▸ A run of records:
====

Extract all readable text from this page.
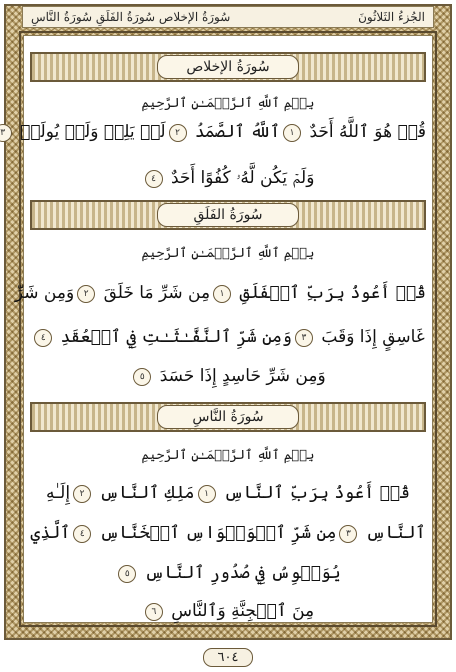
سُورَةُ الإخلاص سُورَةُ الفَلَقِ سُورَةُ النَّاسِ	الجُزءُ الثَلاثُونَ
سُورَةُ الإخلاص
بِسۡمِ ٱللَّهِ ٱلرَّحۡمَـٰنِ ٱلرَّحِيمِ
قُلۡ هُوَ ٱللَّهُ أَحَدٌ ١ٱللَّهُ ٱلصَّمَدُ ٢لَمۡ يَلِدۡ وَلَمۡ يُولَدۡ ٣
وَلَمۡ يَكُن لَّهُۥ كُفُوًا أَحَدٌ ٤
سُورَةُ الفَلَقِ
بِسۡمِ ٱللَّهِ ٱلرَّحۡمَـٰنِ ٱلرَّحِيمِ
قُلۡ أَعُوذُ بِرَبِّ ٱلۡفَلَقِ ١مِن شَرِّ مَا خَلَقَ ٢وَمِن شَرِّ
غَاسِقٍ إِذَا وَقَبَ ٣وَمِن شَرِّ ٱلنَّفَّـٰثَـٰتِ فِي ٱلۡعُقَدِ ٤
وَمِن شَرِّ حَاسِدٍ إِذَا حَسَدَ ٥
سُورَةُ النَّاسِ
بِسۡمِ ٱللَّهِ ٱلرَّحۡمَـٰنِ ٱلرَّحِيمِ
قُلۡ أَعُوذُ بِرَبِّ ٱلنَّاسِ ١مَلِكِ ٱلنَّاسِ ٢إِلَـٰهِ
ٱلنَّاسِ ٣مِن شَرِّ ٱلۡوَسۡوَاسِ ٱلۡخَنَّاسِ ٤ٱلَّذِي
يُوَسۡوِسُ فِي صُدُورِ ٱلنَّاسِ ٥
مِنَ ٱلۡجِنَّةِ وَٱلنَّاسِ ٦
٦٠٤
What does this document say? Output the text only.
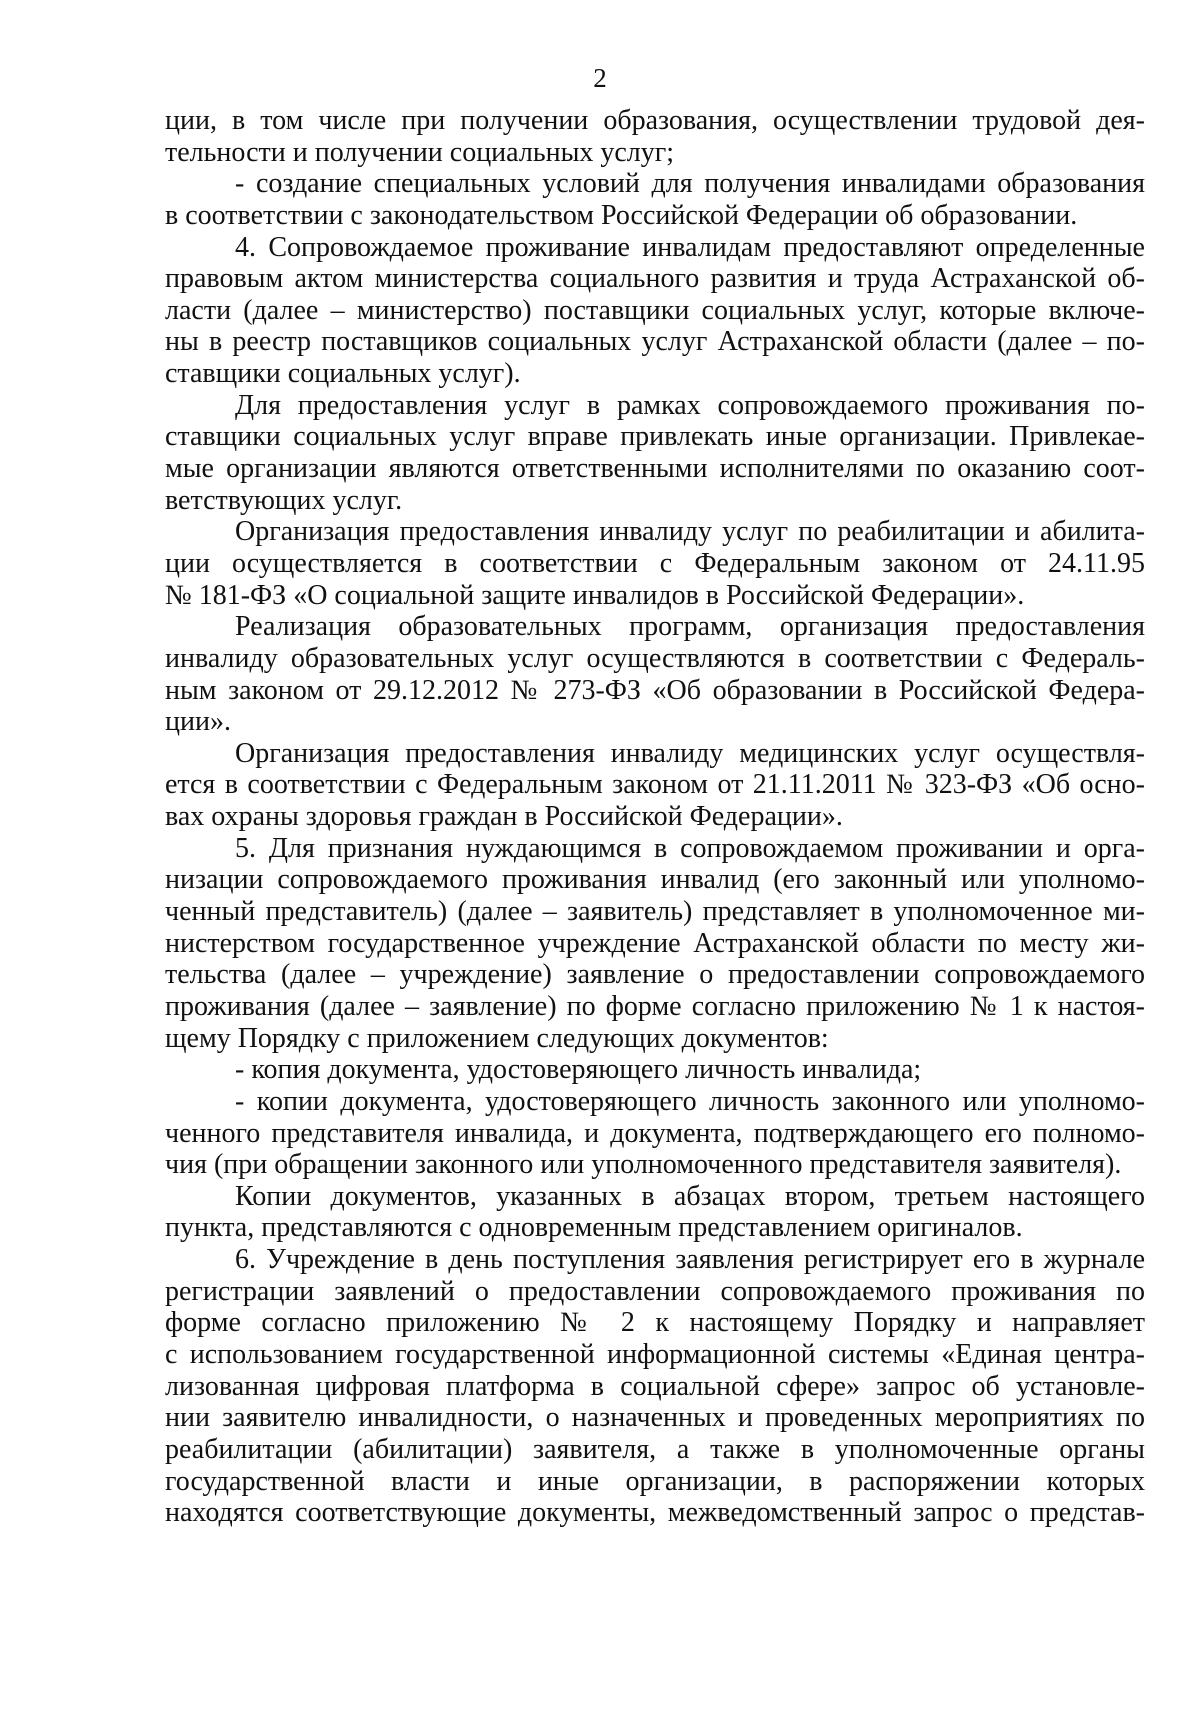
2
ции, в том числе при получении образования, осуществлении трудовой дея-
тельности и получении социальных услуг;
- создание специальных условий для получения инвалидами образования
в соответствии с законодательством Российской Федерации об образовании.
4. Сопровождаемое проживание инвалидам предоставляют определенные
правовым актом министерства социального развития и труда Астраханской об-
ласти (далее – министерство) поставщики социальных услуг, которые включе-
ны в реестр поставщиков социальных услуг Астраханской области (далее – по-
ставщики социальных услуг).
Для предоставления услуг в рамках сопровождаемого проживания по-
ставщики социальных услуг вправе привлекать иные организации. Привлекае-
мые организации являются ответственными исполнителями по оказанию соот-
ветствующих услуг.
Организация предоставления инвалиду услуг по реабилитации и абилита-
ции осуществляется в соответствии с Федеральным законом от 24.11.95
№ 181-ФЗ «О социальной защите инвалидов в Российской Федерации».
Реализация образовательных программ, организация предоставления
инвалиду образовательных услуг осуществляются в соответствии с Федераль-
ным законом от 29.12.2012 № 273-ФЗ «Об образовании в Российской Федера-
ции».
Организация предоставления инвалиду медицинских услуг осуществля-
ется в соответствии с Федеральным законом от 21.11.2011 № 323-ФЗ «Об осно-
вах охраны здоровья граждан в Российской Федерации».
5. Для признания нуждающимся в сопровождаемом проживании и орга-
низации сопровождаемого проживания инвалид (его законный или уполномо-
ченный представитель) (далее – заявитель) представляет в уполномоченное ми-
нистерством государственное учреждение Астраханской области по месту жи-
тельства (далее – учреждение) заявление о предоставлении сопровождаемого
проживания (далее – заявление) по форме согласно приложению № 1 к настоя-
щему Порядку с приложением следующих документов:
- копия документа, удостоверяющего личность инвалида;
- копии документа, удостоверяющего личность законного или уполномо-
ченного представителя инвалида, и документа, подтверждающего его полномо-
чия (при обращении законного или уполномоченного представителя заявителя).
Копии документов, указанных в абзацах втором, третьем настоящего
пункта, представляются с одновременным представлением оригиналов.
6. Учреждение в день поступления заявления регистрирует его в журнале
регистрации заявлений о предоставлении сопровождаемого проживания по
форме согласно приложению № 2 к настоящему Порядку и направляет
с использованием государственной информационной системы «Единая центра-
лизованная цифровая платформа в социальной сфере» запрос об установле-
нии заявителю инвалидности, о назначенных и проведенных мероприятиях по
реабилитации (абилитации) заявителя, а также в уполномоченные органы
государственной власти и иные организации, в распоряжении которых
находятся соответствующие документы, межведомственный запрос о представ-
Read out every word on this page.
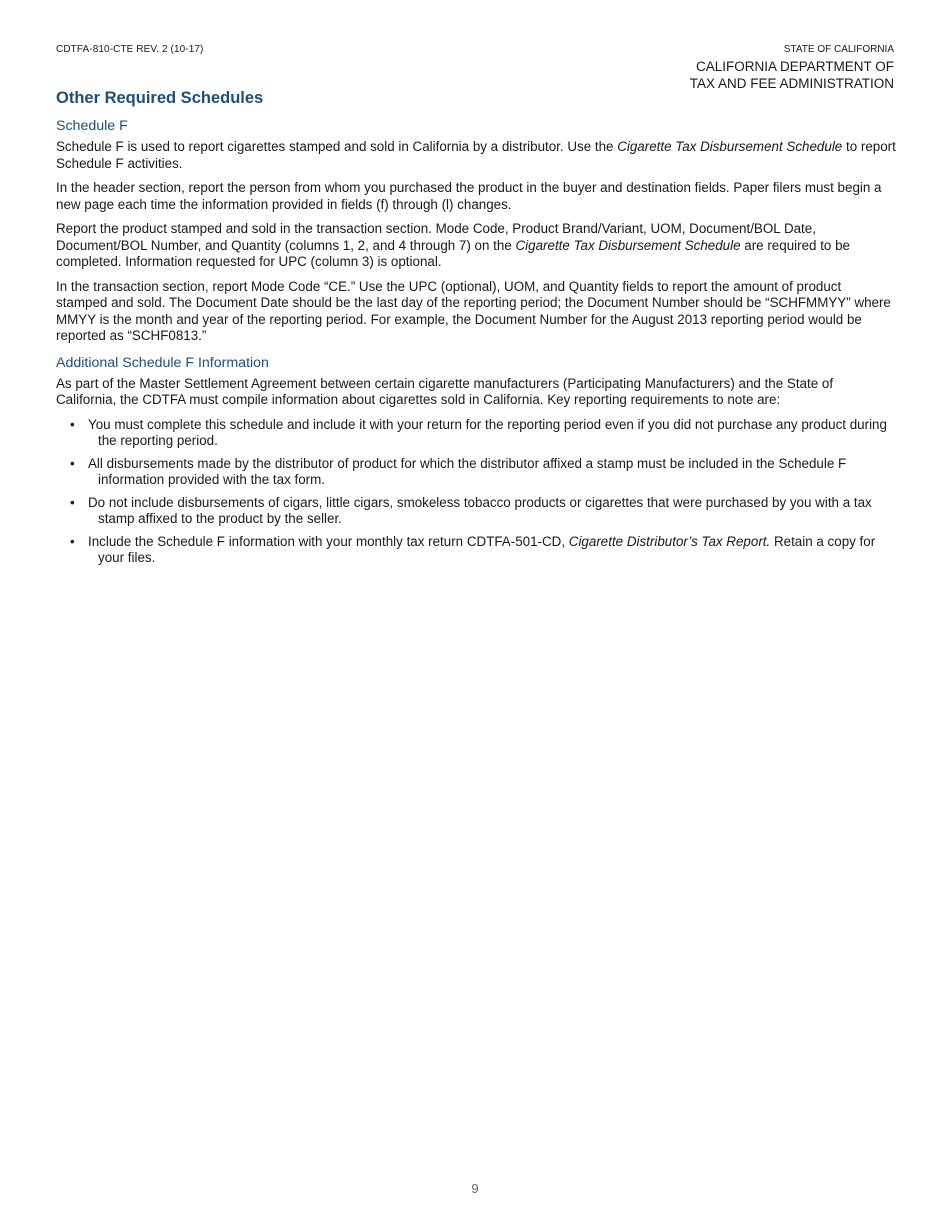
CDTFA-810-CTE REV. 2 (10-17)	STATE OF CALIFORNIA
CALIFORNIA DEPARTMENT OF
TAX AND FEE ADMINISTRATION
Other Required Schedules
Schedule F

Schedule F is used to report cigarettes stamped and sold in California by a distributor. Use the Cigarette Tax Disbursement Schedule to report Schedule F activities.

In the header section, report the person from whom you purchased the product in the buyer and destination fields. Paper filers must begin a new page each time the information provided in fields (f) through (l) changes.

Report the product stamped and sold in the transaction section. Mode Code, Product Brand/Variant, UOM, Document/BOL Date, Document/BOL Number, and Quantity (columns 1, 2, and 4 through 7) on the Cigarette Tax Disbursement Schedule are required to be completed. Information requested for UPC (column 3) is optional.

In the transaction section, report Mode Code “CE.” Use the UPC (optional), UOM, and Quantity fields to report the amount of product stamped and sold. The Document Date should be the last day of the reporting period; the Document Number should be “SCHFMMYY” where MMYY is the month and year of the reporting period. For example, the Document Number for the August 2013 reporting period would be reported as “SCHF0813.”

Additional Schedule F Information

As part of the Master Settlement Agreement between certain cigarette manufacturers (Participating Manufacturers) and the State of California, the CDTFA must compile information about cigarettes sold in California. Key reporting requirements to note are:

• You must complete this schedule and include it with your return for the reporting period even if you did not purchase any product during the reporting period.
• All disbursements made by the distributor of product for which the distributor affixed a stamp must be included in the Schedule F information provided with the tax form.
• Do not include disbursements of cigars, little cigars, smokeless tobacco products or cigarettes that were purchased by you with a tax stamp affixed to the product by the seller.
• Include the Schedule F information with your monthly tax return CDTFA-501-CD, Cigarette Distributor’s Tax Report. Retain a copy for your files.
9
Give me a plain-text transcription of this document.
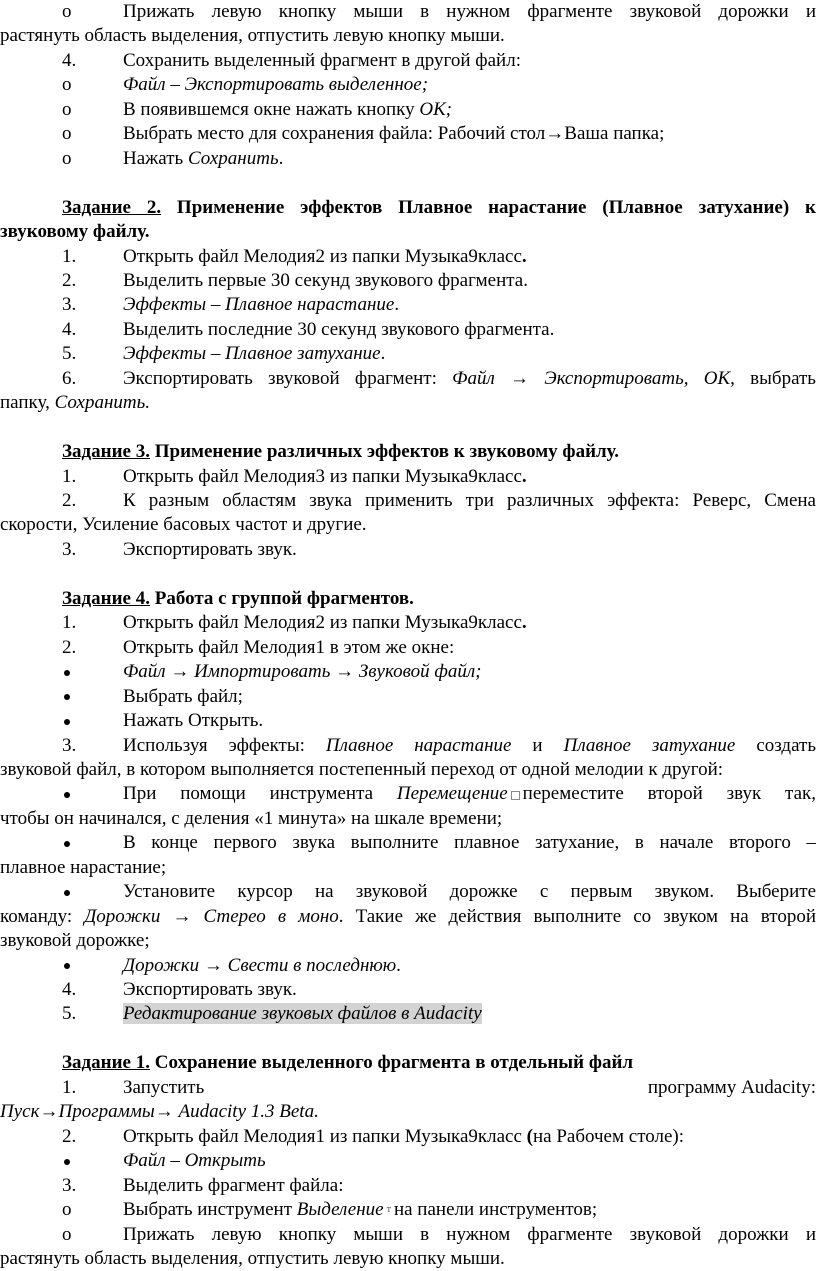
o	Прижать левую кнопку мыши в нужном фрагменте звуковой дорожки и
растянуть область выделения, отпустить левую кнопку мыши.
4. Сохранить выделенный фрагмент в другой файл:
o	Файл – Экспортировать выделенное;
o	В появившемся окне нажать кнопку ОК;
o	Выбрать место для сохранения файла: Рабочий стол→Ваша папка;
o	Нажать Сохранить.
Задание 2. Применение эффектов Плавное нарастание (Плавное затухание) к
звуковому файлу.
1. Открыть файл Мелодия2 из папки Музыка9класс.
2. Выделить первые 30 секунд звукового фрагмента.
3. Эффекты – Плавное нарастание.
4. Выделить последние 30 секунд звукового фрагмента.
5. Эффекты – Плавное затухание.
6. Экспортировать звуковой фрагмент: Файл → Экспортировать, ОК, выбрать
папку, Сохранить.
Задание 3. Применение различных эффектов к звуковому файлу.
1. Открыть файл Мелодия3 из папки Музыка9класс.
2. К разным областям звука применить три различных эффекта: Реверс, Смена
скорости, Усиление басовых частот и другие.
3. Экспортировать звук.
Задание 4. Работа с группой фрагментов.
1. Открыть файл Мелодия2 из папки Музыка9класс.
2. Открыть файл Мелодия1 в этом же окне:
Файл → Импортировать → Звуковой файл;
Выбрать файл;
Нажать Открыть.
3. Используя эффекты: Плавное нарастание и Плавное затухание создать
звуковой файл, в котором выполняется постепенный переход от одной мелодии к другой:
При помощи инструмента Перемещение переместите второй звук так,
чтобы он начинался, с деления «1 минута» на шкале времени;
В конце первого звука выполните плавное затухание, в начале второго –
плавное нарастание;
Установите курсор на звуковой дорожке с первым звуком. Выберите
команду: Дорожки → Стерео в моно. Такие же действия выполните со звуком на второй
звуковой дорожке;
Дорожки → Свести в последнюю.
4. Экспортировать звук.
5. Редактирование звуковых файлов в Audacity
Задание 1. Сохранение выделенного фрагмента в отдельный файл
1. Запустить	программу Audacity:
Пуск→Программы→ Audacity 1.3 Beta.
2. Открыть файл Мелодия1 из папки Музыка9класс (на Рабочем столе):
Файл – Открыть
3. Выделить фрагмент файла:
o	Выбрать инструмент Выделение т на панели инструментов;
o	Прижать левую кнопку мыши в нужном фрагменте звуковой дорожки и
растянуть область выделения, отпустить левую кнопку мыши.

====

▸ DESCRIPTION OF THE TASK: Identify and extract each line of the listing that contains "Audacity".

▸ RIGHT ANSWER:
5. Редактирование звуковых файлов в Audacity
1. Запустить	программу Audacity:
Пуск→Программы→ Audacity 1.3 Beta.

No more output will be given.